▶ [Task statement] In the data, extract each line that holds the string "Capillary".
◆ ◆ ◆ ◆ ◆
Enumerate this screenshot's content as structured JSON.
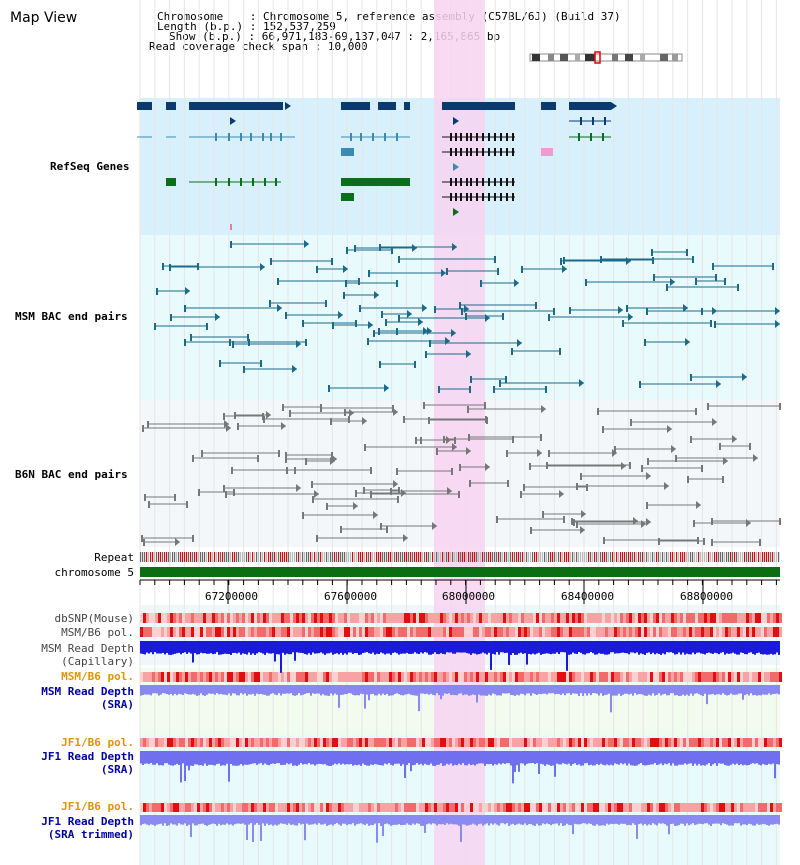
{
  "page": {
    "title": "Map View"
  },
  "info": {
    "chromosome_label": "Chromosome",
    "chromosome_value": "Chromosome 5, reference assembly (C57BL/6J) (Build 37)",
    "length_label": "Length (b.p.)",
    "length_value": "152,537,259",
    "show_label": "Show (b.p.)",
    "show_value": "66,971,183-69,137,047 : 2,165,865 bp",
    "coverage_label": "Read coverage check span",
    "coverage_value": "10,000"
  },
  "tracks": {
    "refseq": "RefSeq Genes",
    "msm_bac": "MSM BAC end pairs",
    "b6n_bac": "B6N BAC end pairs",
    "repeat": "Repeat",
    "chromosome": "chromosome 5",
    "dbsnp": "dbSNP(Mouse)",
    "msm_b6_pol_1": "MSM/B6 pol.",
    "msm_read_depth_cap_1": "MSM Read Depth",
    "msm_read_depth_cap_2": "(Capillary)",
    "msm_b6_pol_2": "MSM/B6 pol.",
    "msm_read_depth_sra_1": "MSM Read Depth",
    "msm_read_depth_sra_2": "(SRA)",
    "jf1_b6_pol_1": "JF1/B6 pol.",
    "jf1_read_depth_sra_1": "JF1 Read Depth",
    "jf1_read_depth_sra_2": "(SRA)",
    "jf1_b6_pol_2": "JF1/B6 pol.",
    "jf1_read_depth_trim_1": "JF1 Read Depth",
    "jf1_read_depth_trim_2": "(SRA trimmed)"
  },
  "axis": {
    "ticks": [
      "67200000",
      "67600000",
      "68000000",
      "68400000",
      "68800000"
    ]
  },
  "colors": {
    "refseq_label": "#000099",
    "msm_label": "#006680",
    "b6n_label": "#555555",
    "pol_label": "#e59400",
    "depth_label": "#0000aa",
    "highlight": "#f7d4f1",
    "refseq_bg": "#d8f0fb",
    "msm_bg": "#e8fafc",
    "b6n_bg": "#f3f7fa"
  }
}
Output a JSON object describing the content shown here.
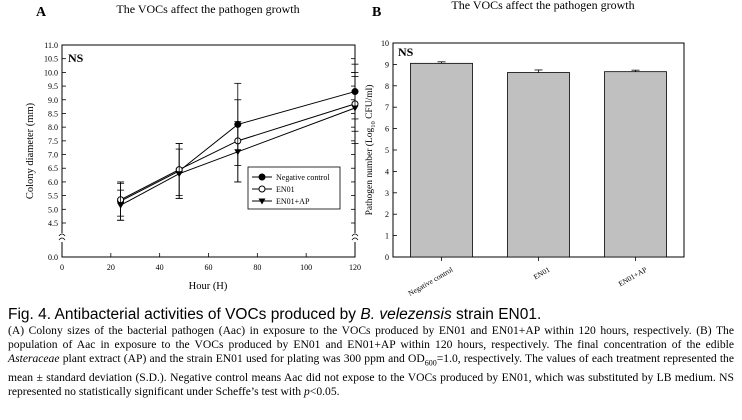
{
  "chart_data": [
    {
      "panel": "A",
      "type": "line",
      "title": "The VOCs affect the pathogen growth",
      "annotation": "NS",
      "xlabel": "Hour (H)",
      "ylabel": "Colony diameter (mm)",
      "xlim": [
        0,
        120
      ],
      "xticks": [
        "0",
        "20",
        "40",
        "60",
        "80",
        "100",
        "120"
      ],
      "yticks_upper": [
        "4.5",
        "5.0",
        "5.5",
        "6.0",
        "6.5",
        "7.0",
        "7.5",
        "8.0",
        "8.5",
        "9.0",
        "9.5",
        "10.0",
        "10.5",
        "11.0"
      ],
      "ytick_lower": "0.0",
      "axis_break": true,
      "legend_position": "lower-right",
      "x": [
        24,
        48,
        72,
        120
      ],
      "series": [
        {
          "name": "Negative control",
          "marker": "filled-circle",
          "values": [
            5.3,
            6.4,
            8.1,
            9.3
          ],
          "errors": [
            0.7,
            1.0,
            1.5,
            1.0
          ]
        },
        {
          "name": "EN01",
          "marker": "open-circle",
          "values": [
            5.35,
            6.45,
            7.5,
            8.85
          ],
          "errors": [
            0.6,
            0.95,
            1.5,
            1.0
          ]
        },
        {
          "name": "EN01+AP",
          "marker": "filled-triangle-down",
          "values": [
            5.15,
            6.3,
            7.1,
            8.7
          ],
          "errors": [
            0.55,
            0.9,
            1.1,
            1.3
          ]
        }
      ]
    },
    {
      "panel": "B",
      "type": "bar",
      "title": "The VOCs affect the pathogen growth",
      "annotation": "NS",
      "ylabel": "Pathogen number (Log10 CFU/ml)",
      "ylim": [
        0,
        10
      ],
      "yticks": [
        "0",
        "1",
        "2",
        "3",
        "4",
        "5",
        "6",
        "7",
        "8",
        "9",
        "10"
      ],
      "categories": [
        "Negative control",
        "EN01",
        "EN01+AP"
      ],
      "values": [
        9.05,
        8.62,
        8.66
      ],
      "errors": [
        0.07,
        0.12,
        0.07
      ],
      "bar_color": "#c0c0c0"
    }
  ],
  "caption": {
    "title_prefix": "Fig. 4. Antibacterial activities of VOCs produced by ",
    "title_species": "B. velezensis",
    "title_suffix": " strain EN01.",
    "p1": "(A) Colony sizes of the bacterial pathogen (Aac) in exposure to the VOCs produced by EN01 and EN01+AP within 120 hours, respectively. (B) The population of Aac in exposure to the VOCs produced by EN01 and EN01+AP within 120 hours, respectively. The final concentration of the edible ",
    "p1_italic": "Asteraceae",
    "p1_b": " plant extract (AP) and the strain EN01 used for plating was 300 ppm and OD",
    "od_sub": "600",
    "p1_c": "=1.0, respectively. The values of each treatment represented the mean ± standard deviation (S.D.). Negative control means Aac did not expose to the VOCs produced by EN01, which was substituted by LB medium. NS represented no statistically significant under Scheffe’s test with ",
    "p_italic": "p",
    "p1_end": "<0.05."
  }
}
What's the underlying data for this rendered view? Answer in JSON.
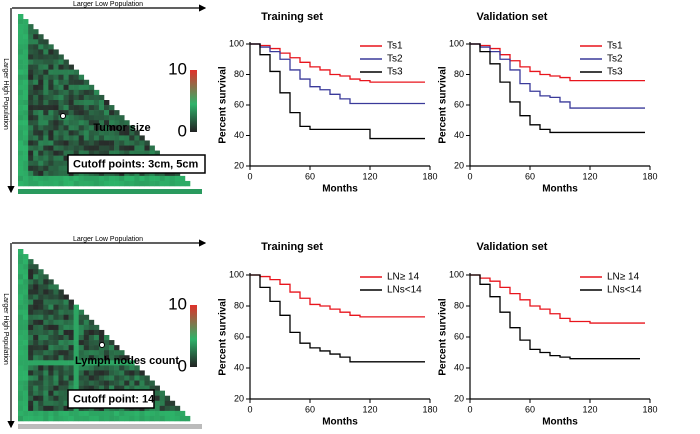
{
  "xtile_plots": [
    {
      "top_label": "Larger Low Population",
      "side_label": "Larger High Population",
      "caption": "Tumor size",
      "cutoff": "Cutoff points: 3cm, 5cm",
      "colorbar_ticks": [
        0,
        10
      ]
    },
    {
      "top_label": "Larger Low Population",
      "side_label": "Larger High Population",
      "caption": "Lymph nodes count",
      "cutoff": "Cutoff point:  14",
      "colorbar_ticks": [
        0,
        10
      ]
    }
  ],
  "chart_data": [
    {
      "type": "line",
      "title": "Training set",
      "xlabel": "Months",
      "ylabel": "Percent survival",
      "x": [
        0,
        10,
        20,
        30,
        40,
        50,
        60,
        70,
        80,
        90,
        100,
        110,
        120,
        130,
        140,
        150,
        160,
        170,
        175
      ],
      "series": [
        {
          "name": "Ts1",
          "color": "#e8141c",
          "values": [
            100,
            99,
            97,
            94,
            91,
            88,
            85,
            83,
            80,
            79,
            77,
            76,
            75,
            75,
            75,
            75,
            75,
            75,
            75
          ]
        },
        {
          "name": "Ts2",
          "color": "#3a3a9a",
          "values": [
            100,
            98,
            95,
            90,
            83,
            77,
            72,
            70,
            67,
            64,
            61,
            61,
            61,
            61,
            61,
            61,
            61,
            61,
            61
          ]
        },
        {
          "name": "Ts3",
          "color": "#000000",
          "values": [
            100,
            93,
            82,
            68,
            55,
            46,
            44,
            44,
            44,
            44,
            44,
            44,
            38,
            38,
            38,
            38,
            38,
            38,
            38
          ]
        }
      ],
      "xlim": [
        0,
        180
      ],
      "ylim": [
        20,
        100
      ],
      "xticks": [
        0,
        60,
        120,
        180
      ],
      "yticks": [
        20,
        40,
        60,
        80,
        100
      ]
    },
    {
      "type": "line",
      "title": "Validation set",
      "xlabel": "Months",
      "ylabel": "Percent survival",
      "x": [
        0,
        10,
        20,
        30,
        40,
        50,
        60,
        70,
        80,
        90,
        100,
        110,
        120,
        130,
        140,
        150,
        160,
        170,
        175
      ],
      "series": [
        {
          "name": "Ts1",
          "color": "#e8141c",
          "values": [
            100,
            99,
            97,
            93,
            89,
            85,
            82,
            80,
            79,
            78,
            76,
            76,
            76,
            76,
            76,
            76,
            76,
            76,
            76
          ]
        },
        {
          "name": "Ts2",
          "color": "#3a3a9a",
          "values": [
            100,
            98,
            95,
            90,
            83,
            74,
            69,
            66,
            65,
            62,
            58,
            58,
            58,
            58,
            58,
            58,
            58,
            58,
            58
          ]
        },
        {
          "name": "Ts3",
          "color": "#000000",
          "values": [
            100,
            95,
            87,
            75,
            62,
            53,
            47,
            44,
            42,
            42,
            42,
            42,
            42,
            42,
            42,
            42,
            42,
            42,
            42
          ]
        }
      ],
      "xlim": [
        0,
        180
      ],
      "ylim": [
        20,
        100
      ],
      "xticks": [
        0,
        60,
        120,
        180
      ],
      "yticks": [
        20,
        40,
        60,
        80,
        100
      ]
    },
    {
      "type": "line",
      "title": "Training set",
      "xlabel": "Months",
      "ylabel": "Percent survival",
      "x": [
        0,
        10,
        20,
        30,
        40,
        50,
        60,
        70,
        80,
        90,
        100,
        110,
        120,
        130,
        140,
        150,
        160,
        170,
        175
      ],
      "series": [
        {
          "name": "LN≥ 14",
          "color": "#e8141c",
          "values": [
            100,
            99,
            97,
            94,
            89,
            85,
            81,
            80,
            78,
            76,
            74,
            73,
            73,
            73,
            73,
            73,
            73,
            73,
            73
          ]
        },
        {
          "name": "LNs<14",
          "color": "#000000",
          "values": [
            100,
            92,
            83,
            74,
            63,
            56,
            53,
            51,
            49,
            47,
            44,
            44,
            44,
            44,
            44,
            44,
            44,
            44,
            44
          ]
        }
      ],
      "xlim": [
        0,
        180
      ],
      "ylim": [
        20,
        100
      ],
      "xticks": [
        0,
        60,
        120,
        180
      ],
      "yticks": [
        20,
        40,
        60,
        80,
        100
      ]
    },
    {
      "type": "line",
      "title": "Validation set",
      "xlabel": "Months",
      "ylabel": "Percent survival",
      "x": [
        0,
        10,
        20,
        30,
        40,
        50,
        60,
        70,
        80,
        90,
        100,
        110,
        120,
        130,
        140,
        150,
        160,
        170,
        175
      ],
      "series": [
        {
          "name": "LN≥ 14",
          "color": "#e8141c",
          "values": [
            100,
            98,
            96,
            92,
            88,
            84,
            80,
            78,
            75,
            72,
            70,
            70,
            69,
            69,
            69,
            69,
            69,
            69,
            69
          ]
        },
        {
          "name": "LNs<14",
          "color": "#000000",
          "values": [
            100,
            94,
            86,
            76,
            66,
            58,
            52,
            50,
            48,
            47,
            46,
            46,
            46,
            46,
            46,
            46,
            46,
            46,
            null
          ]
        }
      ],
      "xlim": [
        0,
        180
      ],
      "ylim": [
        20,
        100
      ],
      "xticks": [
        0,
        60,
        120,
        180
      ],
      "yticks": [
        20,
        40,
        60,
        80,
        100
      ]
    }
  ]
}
◆ ◆ ◆ ◆ ◆
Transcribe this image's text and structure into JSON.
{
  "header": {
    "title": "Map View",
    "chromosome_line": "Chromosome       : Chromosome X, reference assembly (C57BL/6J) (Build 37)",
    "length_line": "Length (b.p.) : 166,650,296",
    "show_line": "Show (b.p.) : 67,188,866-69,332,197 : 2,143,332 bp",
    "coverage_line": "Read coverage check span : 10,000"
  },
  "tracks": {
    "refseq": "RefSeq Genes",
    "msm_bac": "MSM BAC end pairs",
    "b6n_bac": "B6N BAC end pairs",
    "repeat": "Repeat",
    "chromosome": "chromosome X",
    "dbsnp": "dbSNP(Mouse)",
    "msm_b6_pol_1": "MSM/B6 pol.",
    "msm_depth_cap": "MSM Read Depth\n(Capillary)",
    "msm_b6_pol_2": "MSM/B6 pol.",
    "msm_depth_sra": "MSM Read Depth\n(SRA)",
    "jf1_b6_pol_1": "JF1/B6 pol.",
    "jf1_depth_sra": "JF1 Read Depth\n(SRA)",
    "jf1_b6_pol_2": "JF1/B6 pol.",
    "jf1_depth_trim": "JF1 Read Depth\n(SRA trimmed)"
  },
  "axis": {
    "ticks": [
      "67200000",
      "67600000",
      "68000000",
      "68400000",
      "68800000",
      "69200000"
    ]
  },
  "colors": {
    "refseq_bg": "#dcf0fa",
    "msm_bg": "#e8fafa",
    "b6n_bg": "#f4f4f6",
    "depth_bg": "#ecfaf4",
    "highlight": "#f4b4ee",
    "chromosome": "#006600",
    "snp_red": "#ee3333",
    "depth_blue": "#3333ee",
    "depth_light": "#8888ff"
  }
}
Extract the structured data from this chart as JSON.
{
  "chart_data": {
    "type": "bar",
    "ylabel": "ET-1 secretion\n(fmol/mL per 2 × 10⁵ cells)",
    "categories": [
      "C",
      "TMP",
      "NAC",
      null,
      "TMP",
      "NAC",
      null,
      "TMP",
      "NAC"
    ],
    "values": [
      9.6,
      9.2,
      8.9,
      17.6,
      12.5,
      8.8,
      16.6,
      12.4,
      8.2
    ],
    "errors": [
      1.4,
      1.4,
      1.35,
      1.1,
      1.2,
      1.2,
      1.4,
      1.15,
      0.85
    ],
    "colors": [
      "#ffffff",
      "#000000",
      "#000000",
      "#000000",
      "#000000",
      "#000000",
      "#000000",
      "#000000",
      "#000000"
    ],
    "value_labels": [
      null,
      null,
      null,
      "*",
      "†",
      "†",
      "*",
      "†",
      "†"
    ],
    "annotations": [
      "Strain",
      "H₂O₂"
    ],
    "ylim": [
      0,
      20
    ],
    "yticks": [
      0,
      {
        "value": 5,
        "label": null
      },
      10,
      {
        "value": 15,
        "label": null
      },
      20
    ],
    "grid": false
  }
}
◆ ◆ ◆ ◆ ◆
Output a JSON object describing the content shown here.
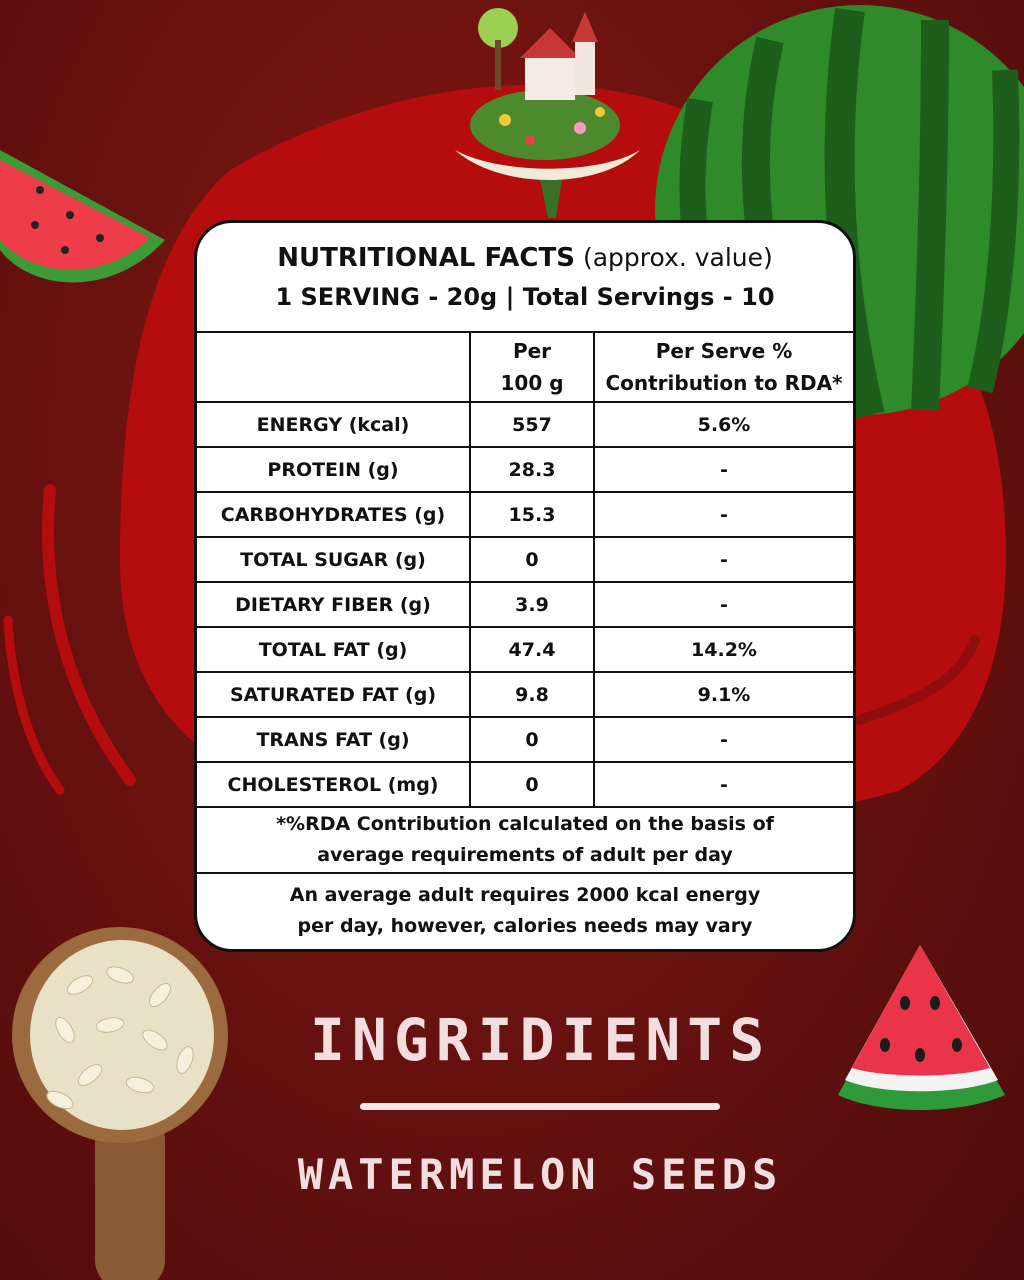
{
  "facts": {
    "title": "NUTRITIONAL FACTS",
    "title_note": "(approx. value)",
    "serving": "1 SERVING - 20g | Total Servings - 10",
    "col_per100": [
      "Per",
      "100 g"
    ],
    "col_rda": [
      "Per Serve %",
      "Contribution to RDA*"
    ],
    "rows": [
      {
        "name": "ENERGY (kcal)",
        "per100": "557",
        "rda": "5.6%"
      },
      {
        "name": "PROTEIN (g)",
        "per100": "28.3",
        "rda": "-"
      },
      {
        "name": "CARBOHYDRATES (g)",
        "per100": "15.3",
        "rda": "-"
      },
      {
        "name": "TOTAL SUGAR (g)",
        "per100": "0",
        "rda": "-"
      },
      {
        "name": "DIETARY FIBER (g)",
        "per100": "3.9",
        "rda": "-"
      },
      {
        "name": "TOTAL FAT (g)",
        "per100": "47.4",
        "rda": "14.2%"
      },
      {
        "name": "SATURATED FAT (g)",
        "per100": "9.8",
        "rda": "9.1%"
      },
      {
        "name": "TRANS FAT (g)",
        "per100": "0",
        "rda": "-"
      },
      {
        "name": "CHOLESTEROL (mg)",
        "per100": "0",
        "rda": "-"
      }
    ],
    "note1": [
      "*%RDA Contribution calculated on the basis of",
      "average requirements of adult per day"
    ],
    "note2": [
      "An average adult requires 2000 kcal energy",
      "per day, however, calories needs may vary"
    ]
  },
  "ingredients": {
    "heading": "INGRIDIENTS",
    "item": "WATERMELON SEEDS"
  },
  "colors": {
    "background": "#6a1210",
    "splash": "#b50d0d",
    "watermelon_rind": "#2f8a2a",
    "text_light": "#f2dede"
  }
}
◆ ◆ ◆ ◆ ◆
▶ [Exercise response]
    "msm_read_depth_cap_2": "(Capillary)",
    "msm_depth_cap": "MSM Read Depth\n(Capillary)",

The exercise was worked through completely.